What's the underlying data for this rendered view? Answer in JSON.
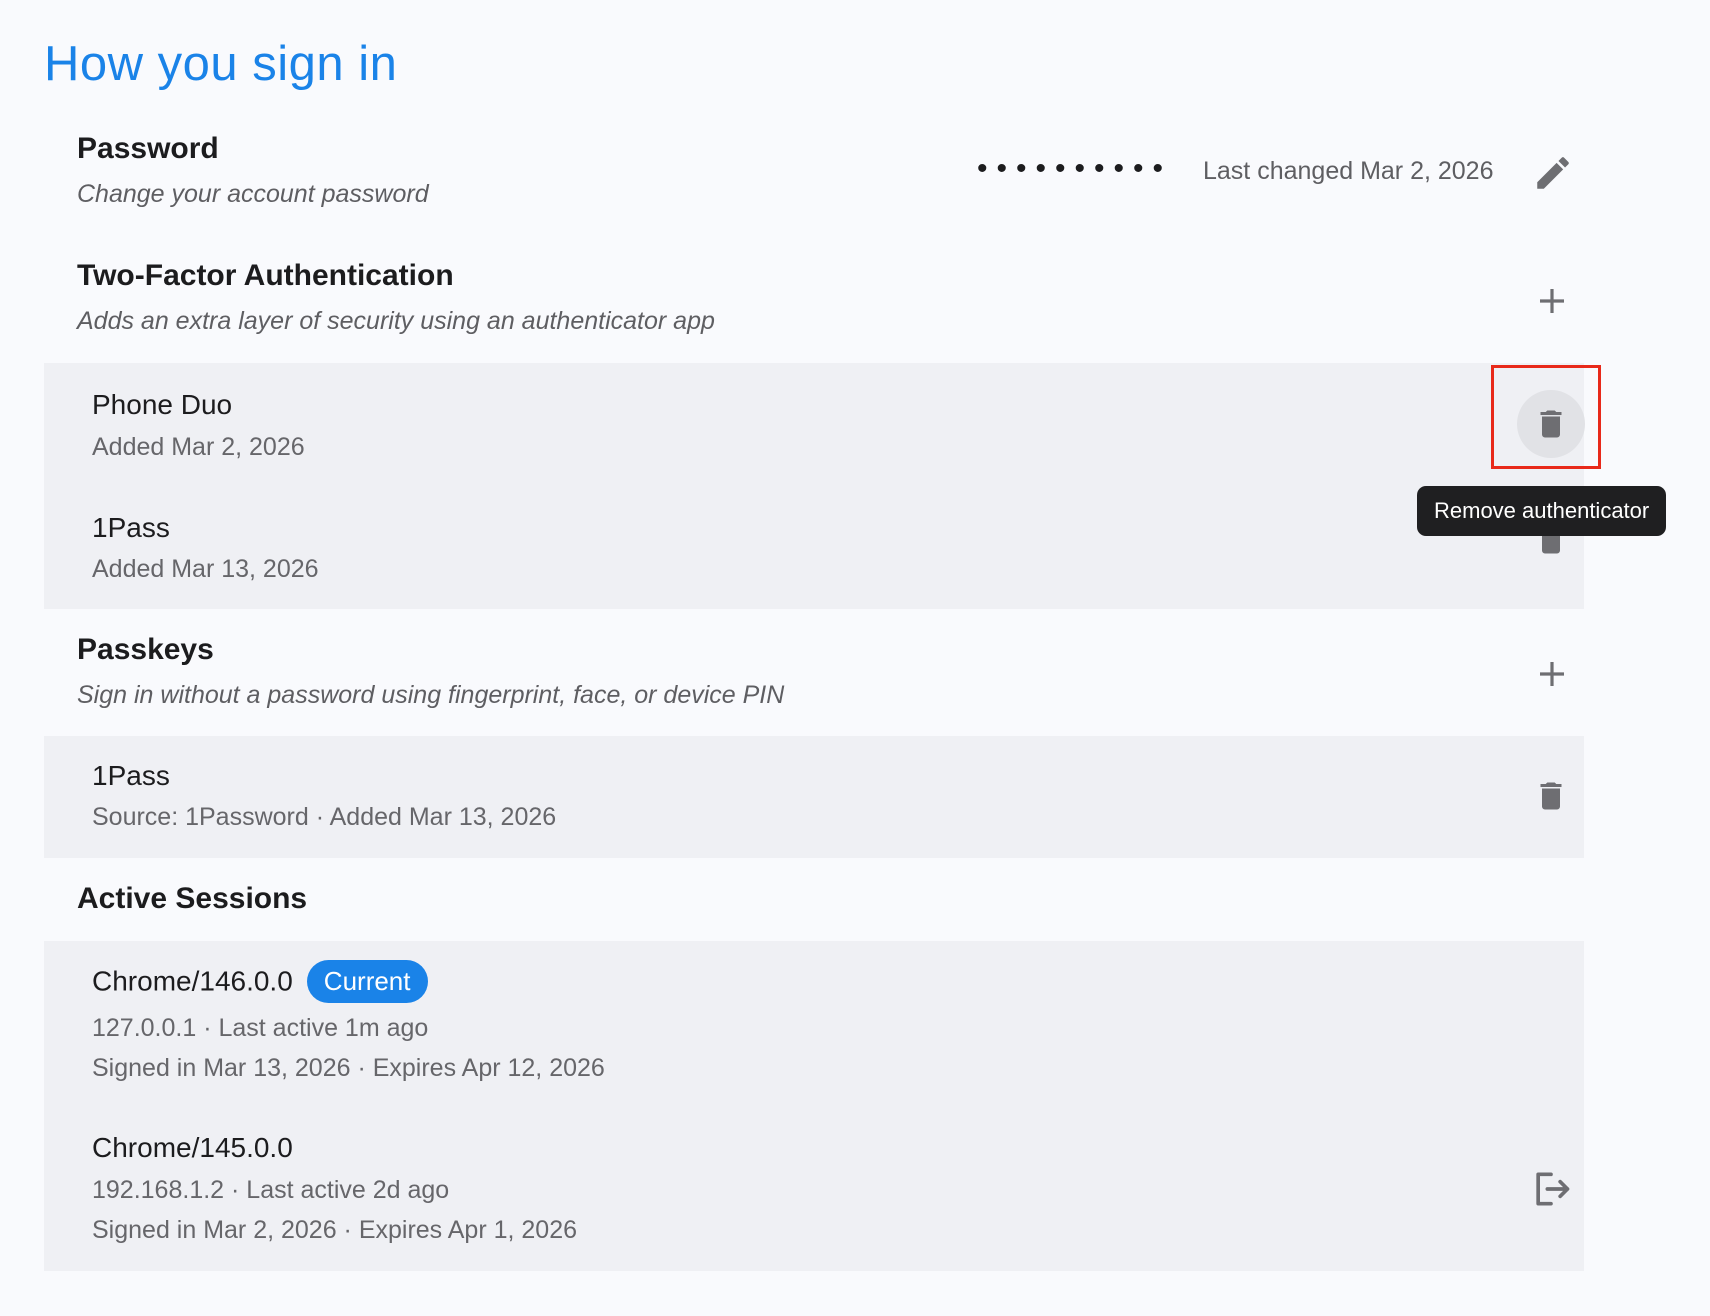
{
  "page_title": "How you sign in",
  "password": {
    "title": "Password",
    "description": "Change your account password",
    "masked": "••••••••••",
    "last_changed": "Last changed Mar 2, 2026"
  },
  "two_factor": {
    "title": "Two-Factor Authentication",
    "description": "Adds an extra layer of security using an authenticator app",
    "items": [
      {
        "name": "Phone Duo",
        "added": "Added Mar 2, 2026"
      },
      {
        "name": "1Pass",
        "added": "Added Mar 13, 2026"
      }
    ],
    "tooltip": "Remove authenticator"
  },
  "passkeys": {
    "title": "Passkeys",
    "description": "Sign in without a password using fingerprint, face, or device PIN",
    "items": [
      {
        "name": "1Pass",
        "details": "Source: 1Password · Added Mar 13, 2026"
      }
    ]
  },
  "sessions": {
    "title": "Active Sessions",
    "items": [
      {
        "browser": "Chrome/146.0.0",
        "badge": "Current",
        "activity": "127.0.0.1 · Last active 1m ago",
        "signed": "Signed in Mar 13, 2026 · Expires Apr 12, 2026"
      },
      {
        "browser": "Chrome/145.0.0",
        "activity": "192.168.1.2 · Last active 2d ago",
        "signed": "Signed in Mar 2, 2026 · Expires Apr 1, 2026"
      }
    ]
  },
  "icons": {
    "edit": "pencil-icon",
    "add": "plus-icon",
    "delete": "trash-icon",
    "logout": "logout-icon"
  },
  "colors": {
    "accent": "#1a83e8",
    "background": "#f9fafd",
    "panel": "#eff0f4",
    "icon": "#6e6e72",
    "highlight": "#e8291a"
  }
}
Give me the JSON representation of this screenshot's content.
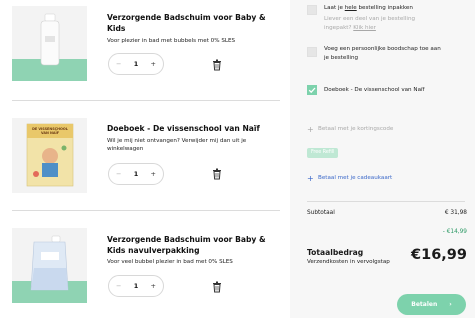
{
  "cart": {
    "items": [
      {
        "title": "Verzorgende Badschuim voor Baby & Kids",
        "description": "Voor plezier in bad met bubbels met 0% SLES",
        "quantity": "1"
      },
      {
        "title": "Doeboek - De vissenschool van Naïf",
        "description": "Wil je mij niet ontvangen? Verwijder mij dan uit je winkelwagen",
        "quantity": "1"
      },
      {
        "title": "Verzorgende Badschuim voor Baby & Kids navulverpakking",
        "description": "Voor veel bubbel plezier in bad met 0% SLES",
        "quantity": "1"
      }
    ],
    "minus_symbol": "−",
    "plus_symbol": "+",
    "book_cover_text": "DE VISSENSCHOOL VAN NAÏF"
  },
  "summary": {
    "options": {
      "gift_wrap_prefix": "Laat je ",
      "gift_wrap_emph": "hele",
      "gift_wrap_suffix": " bestelling inpakken",
      "gift_wrap_note": "Liever een deel van je bestelling ingepakt? ",
      "gift_wrap_link": "Klik hier",
      "personal_message": "Voeg een persoonlijke boodschap toe aan je bestelling",
      "free_item": "Doeboek - De vissenschool van Naïf"
    },
    "discount_code": "Betaal met je kortingscode",
    "free_badge": "Free Refill",
    "gift_card": "Betaal met je cadeaukaart",
    "subtotal_label": "Subtotaal",
    "subtotal_value": "€ 31,98",
    "discount_value": "- €14,99",
    "total_label": "Totaalbedrag",
    "shipping_note": "Verzendkosten in vervolgstap",
    "total_value": "€16,99",
    "pay_label": "Betalen",
    "pay_arrow": "›"
  },
  "colors": {
    "accent_green": "#7dd2ac",
    "link_blue": "#3b68c9",
    "discount_green": "#2e9a66"
  }
}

▶ THE EXERCISE
Transcribe every record above exactly as written, leaving out any pictures.

▶ RESULT
What's the underlying data for this rendered view? Answer in JSON.
{
  "page_title": "How you sign in",
  "password": {
    "title": "Password",
    "description": "Change your account password",
    "masked": "••••••••••",
    "last_changed": "Last changed Mar 2, 2026"
  },
  "two_factor": {
    "title": "Two-Factor Authentication",
    "description": "Adds an extra layer of security using an authenticator app",
    "items": [
      {
        "name": "Phone Duo",
        "added": "Added Mar 2, 2026"
      },
      {
        "name": "1Pass",
        "added": "Added Mar 13, 2026"
      }
    ],
    "tooltip": "Remove authenticator"
  },
  "passkeys": {
    "title": "Passkeys",
    "description": "Sign in without a password using fingerprint, face, or device PIN",
    "items": [
      {
        "name": "1Pass",
        "details": "Source: 1Password · Added Mar 13, 2026"
      }
    ]
  },
  "sessions": {
    "title": "Active Sessions",
    "items": [
      {
        "browser": "Chrome/146.0.0",
        "badge": "Current",
        "activity": "127.0.0.1 · Last active 1m ago",
        "signed": "Signed in Mar 13, 2026 · Expires Apr 12, 2026"
      },
      {
        "browser": "Chrome/145.0.0",
        "activity": "192.168.1.2 · Last active 2d ago",
        "signed": "Signed in Mar 2, 2026 · Expires Apr 1, 2026"
      }
    ]
  },
  "icons": {
    "edit": "pencil-icon",
    "add": "plus-icon",
    "delete": "trash-icon",
    "logout": "logout-icon"
  },
  "colors": {
    "accent": "#1a83e8",
    "background": "#f9fafd",
    "panel": "#eff0f4",
    "icon": "#6e6e72",
    "highlight": "#e8291a"
  }
}
Give me the JSON representation of this screenshot's content.
{
  "cart": {
    "items": [
      {
        "title": "Verzorgende Badschuim voor Baby & Kids",
        "description": "Voor plezier in bad met bubbels met 0% SLES",
        "quantity": "1"
      },
      {
        "title": "Doeboek - De vissenschool van Naïf",
        "description": "Wil je mij niet ontvangen? Verwijder mij dan uit je winkelwagen",
        "quantity": "1"
      },
      {
        "title": "Verzorgende Badschuim voor Baby & Kids navulverpakking",
        "description": "Voor veel bubbel plezier in bad met 0% SLES",
        "quantity": "1"
      }
    ],
    "minus_symbol": "−",
    "plus_symbol": "+",
    "book_cover_text": "DE VISSENSCHOOL VAN NAÏF"
  },
  "summary": {
    "options": {
      "gift_wrap_prefix": "Laat je ",
      "gift_wrap_emph": "hele",
      "gift_wrap_suffix": " bestelling inpakken",
      "gift_wrap_note": "Liever een deel van je bestelling ingepakt? ",
      "gift_wrap_link": "Klik hier",
      "personal_message": "Voeg een persoonlijke boodschap toe aan je bestelling",
      "free_item": "Doeboek - De vissenschool van Naïf"
    },
    "discount_code": "Betaal met je kortingscode",
    "free_badge": "Free Refill",
    "gift_card": "Betaal met je cadeaukaart",
    "subtotal_label": "Subtotaal",
    "subtotal_value": "€ 31,98",
    "discount_value": "- €14,99",
    "total_label": "Totaalbedrag",
    "shipping_note": "Verzendkosten in vervolgstap",
    "total_value": "€16,99",
    "pay_label": "Betalen",
    "pay_arrow": "›"
  },
  "colors": {
    "accent_green": "#7dd2ac",
    "link_blue": "#3b68c9",
    "discount_green": "#2e9a66"
  }
}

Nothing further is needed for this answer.